*** Material provided ***

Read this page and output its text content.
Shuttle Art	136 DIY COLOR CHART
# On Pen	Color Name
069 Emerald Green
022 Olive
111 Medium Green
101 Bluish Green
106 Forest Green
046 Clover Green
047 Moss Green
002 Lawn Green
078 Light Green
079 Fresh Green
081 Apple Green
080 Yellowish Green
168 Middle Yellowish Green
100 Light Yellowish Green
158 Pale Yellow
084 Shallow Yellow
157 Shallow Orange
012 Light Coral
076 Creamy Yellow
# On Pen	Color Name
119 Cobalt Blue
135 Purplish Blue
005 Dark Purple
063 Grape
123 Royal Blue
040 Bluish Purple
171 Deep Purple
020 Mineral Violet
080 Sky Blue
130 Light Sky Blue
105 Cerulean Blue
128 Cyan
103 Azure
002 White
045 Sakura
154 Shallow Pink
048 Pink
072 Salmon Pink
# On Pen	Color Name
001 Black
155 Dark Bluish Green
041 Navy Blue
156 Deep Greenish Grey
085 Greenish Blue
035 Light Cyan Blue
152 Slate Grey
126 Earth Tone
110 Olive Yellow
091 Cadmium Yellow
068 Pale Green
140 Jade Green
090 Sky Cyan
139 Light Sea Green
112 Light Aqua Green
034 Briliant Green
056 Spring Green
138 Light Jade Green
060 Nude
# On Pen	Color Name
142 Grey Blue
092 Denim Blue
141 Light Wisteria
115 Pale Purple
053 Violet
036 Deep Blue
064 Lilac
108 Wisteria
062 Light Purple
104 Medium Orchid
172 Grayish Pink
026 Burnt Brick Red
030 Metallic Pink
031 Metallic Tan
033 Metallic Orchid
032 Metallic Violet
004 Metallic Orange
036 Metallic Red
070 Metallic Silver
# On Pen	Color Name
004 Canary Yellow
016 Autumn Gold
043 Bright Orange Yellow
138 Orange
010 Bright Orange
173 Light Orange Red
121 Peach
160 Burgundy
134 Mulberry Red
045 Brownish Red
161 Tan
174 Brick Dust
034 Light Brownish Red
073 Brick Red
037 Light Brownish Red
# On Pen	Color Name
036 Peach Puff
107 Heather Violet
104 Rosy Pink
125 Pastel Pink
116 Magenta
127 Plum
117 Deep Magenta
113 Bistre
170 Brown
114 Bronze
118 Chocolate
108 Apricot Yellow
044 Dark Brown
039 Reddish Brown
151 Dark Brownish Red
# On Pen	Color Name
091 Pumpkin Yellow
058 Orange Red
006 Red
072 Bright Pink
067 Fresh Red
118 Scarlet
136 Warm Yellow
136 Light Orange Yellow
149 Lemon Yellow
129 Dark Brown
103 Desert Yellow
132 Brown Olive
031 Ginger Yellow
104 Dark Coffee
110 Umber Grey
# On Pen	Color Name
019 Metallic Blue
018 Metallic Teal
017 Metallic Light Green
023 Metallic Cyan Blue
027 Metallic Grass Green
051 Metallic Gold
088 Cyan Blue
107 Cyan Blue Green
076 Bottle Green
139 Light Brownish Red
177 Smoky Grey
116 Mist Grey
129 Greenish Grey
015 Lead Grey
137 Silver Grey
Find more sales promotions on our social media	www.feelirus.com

***

▸ Instructions to follow
Using the records above, select and copy every line that has the word "Grey".

▸ Result below
156 Deep Greenish Grey
152 Slate Grey
142 Grey Blue
110 Umber Grey
177 Smoky Grey
116 Mist Grey
129 Greenish Grey
015 Lead Grey
137 Silver Grey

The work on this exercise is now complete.